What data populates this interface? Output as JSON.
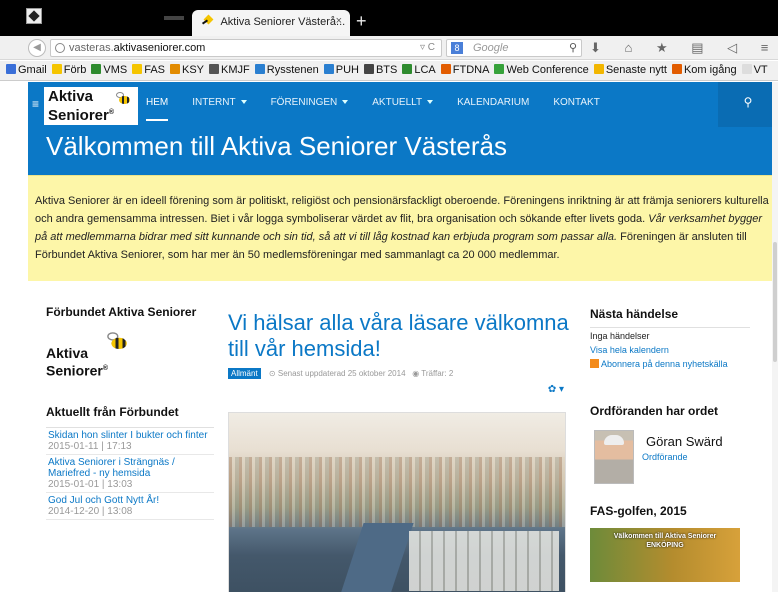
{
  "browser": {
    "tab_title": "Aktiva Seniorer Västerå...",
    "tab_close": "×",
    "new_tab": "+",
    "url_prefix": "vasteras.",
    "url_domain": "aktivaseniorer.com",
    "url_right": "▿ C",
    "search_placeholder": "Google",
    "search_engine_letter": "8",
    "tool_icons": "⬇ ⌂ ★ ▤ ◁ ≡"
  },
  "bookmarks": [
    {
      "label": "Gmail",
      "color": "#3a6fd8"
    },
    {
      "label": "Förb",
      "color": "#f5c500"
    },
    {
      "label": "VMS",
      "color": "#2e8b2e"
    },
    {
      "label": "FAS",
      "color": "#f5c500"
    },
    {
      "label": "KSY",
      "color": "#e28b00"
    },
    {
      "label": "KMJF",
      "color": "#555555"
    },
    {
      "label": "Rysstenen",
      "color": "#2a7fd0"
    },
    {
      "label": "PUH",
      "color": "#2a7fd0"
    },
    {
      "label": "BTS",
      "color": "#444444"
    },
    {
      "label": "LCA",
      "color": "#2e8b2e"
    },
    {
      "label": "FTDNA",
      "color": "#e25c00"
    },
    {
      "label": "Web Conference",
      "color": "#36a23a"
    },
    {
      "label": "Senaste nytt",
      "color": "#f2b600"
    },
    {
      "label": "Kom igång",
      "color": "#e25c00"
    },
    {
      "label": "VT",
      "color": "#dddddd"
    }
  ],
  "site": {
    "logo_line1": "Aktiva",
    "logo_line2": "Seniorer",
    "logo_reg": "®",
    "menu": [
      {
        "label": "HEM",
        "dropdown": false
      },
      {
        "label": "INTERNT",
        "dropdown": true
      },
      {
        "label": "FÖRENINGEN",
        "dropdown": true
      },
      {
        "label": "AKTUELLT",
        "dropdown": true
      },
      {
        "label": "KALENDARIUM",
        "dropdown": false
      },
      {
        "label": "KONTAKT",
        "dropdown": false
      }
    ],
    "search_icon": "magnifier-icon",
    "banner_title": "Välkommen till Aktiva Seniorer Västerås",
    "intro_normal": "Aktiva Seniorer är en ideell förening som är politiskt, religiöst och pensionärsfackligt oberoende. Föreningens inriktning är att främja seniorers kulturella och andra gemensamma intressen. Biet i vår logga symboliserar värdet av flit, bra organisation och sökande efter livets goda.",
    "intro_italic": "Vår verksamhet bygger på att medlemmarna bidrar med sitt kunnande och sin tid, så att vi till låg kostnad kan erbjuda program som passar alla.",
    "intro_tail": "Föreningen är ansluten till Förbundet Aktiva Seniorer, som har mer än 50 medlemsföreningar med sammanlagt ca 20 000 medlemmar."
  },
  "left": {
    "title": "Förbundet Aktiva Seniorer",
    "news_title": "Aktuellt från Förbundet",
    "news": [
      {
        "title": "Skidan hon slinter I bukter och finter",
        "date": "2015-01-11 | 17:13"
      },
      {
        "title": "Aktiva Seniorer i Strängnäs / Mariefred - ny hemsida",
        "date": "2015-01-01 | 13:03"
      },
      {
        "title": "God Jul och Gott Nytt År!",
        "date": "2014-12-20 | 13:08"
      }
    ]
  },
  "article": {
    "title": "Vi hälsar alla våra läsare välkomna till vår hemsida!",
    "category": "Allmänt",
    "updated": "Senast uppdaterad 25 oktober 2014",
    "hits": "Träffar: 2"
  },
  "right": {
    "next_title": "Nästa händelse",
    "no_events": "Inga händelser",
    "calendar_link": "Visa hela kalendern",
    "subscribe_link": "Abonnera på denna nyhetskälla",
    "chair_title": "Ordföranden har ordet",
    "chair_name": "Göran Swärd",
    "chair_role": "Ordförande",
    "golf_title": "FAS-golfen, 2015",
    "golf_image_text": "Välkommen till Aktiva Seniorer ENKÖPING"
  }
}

● ● ● ● ●

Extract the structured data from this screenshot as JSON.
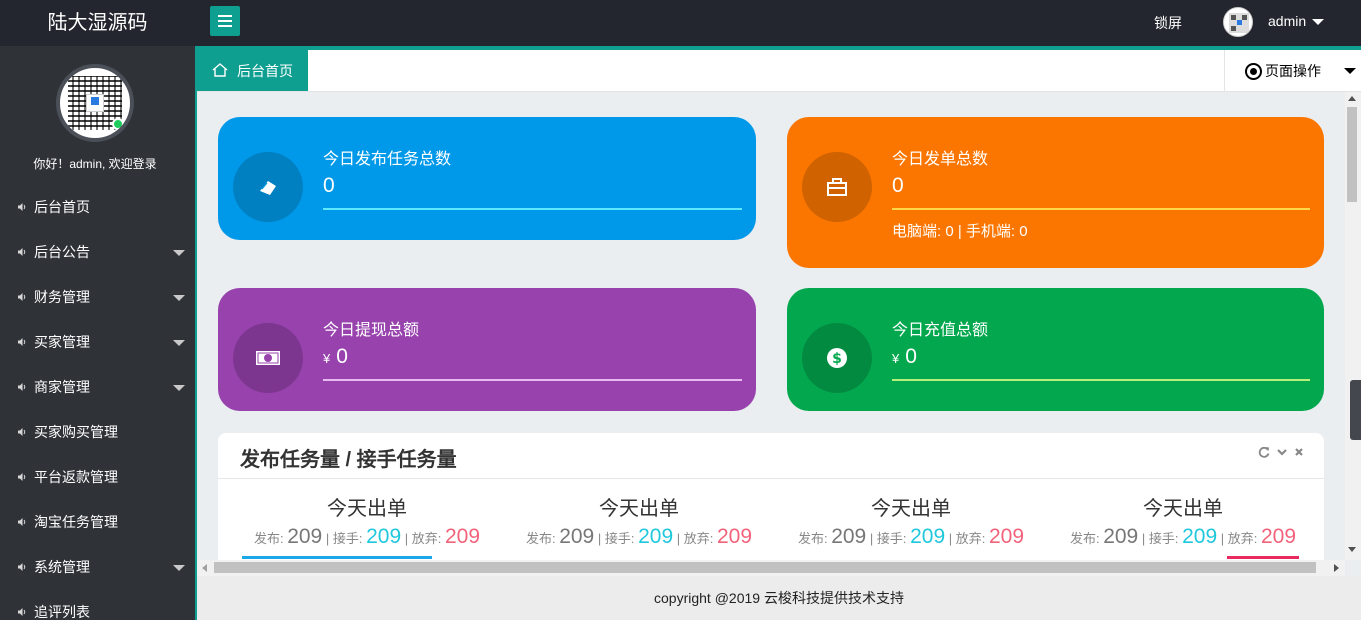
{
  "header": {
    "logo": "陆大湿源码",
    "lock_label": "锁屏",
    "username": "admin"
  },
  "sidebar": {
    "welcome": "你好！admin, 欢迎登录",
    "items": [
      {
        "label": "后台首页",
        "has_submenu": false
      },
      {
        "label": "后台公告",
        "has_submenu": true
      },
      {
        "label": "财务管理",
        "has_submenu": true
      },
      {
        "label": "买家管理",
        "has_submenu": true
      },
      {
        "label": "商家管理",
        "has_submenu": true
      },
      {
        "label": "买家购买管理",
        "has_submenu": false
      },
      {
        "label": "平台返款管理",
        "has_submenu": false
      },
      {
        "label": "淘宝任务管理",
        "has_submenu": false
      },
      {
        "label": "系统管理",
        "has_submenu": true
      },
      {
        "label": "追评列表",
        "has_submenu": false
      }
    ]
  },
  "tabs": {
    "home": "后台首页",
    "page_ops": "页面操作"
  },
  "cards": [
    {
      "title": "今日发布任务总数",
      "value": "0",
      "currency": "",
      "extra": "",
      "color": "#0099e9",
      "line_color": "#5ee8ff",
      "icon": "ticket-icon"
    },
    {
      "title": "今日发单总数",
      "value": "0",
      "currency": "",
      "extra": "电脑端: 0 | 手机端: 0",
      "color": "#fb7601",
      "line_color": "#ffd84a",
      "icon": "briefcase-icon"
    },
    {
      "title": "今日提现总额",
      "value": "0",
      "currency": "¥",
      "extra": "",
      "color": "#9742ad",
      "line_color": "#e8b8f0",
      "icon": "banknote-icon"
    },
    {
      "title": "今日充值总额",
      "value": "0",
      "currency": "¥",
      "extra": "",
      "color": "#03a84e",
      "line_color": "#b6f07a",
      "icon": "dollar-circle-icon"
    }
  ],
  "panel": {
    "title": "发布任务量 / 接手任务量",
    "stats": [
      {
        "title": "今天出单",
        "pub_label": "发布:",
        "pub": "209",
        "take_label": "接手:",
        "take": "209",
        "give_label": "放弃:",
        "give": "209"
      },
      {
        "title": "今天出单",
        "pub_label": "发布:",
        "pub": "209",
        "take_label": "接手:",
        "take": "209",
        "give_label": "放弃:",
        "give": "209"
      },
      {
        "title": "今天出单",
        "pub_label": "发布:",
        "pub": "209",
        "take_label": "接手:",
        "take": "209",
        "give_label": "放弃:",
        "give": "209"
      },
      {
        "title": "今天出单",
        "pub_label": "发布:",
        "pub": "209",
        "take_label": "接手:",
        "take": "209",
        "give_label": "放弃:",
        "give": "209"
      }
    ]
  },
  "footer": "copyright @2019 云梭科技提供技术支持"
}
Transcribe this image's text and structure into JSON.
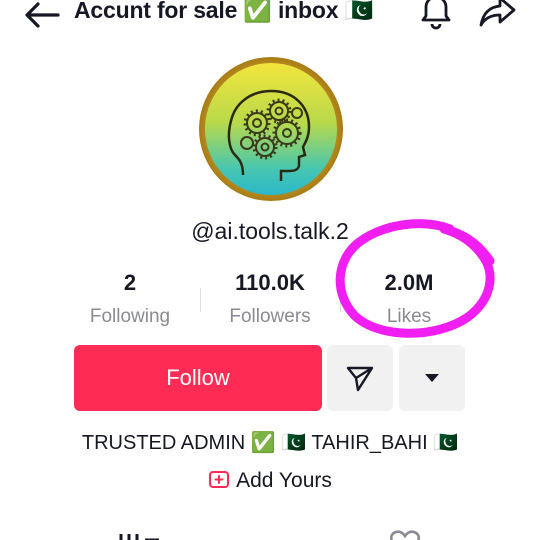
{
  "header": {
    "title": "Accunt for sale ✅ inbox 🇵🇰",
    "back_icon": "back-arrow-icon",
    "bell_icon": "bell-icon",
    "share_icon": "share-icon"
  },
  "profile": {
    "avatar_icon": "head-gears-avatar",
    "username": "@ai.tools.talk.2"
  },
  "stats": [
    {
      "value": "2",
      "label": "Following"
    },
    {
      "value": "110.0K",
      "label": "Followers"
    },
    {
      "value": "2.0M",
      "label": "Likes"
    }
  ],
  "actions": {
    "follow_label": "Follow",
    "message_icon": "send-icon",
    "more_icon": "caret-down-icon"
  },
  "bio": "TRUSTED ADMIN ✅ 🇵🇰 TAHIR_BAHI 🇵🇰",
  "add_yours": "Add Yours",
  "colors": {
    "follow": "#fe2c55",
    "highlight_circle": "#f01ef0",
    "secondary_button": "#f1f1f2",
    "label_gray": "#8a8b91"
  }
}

● ● ● ● ●

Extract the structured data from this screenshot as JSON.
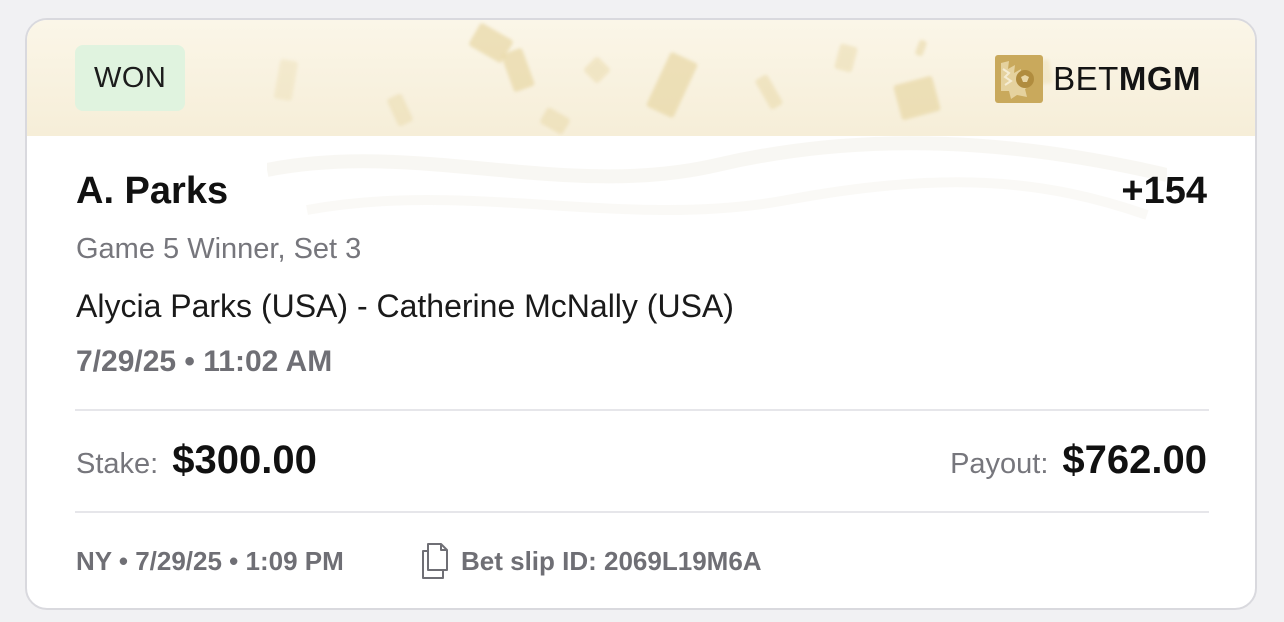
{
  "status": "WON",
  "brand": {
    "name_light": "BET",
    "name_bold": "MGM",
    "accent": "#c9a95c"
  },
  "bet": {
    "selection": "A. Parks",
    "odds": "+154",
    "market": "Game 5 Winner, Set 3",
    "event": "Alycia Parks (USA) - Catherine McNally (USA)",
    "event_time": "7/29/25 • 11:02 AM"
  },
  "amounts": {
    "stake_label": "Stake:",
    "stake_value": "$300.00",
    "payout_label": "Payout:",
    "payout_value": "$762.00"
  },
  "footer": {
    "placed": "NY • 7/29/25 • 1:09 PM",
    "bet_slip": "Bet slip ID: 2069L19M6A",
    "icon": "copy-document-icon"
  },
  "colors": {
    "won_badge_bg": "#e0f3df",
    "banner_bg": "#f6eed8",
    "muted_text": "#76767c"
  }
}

● ● ● ● ●

TASK — Locate the word "Förbundet" in the records and collect each line it appears in.

IN RESPONSE —
    "intro_tail": "Föreningen är ansluten till Förbundet Aktiva Seniorer, som har mer än 50 medlemsföreningar med sammanlagt ca 20 000 medlemmar."
    "title": "Förbundet Aktiva Seniorer",
    "news_title": "Aktuellt från Förbundet",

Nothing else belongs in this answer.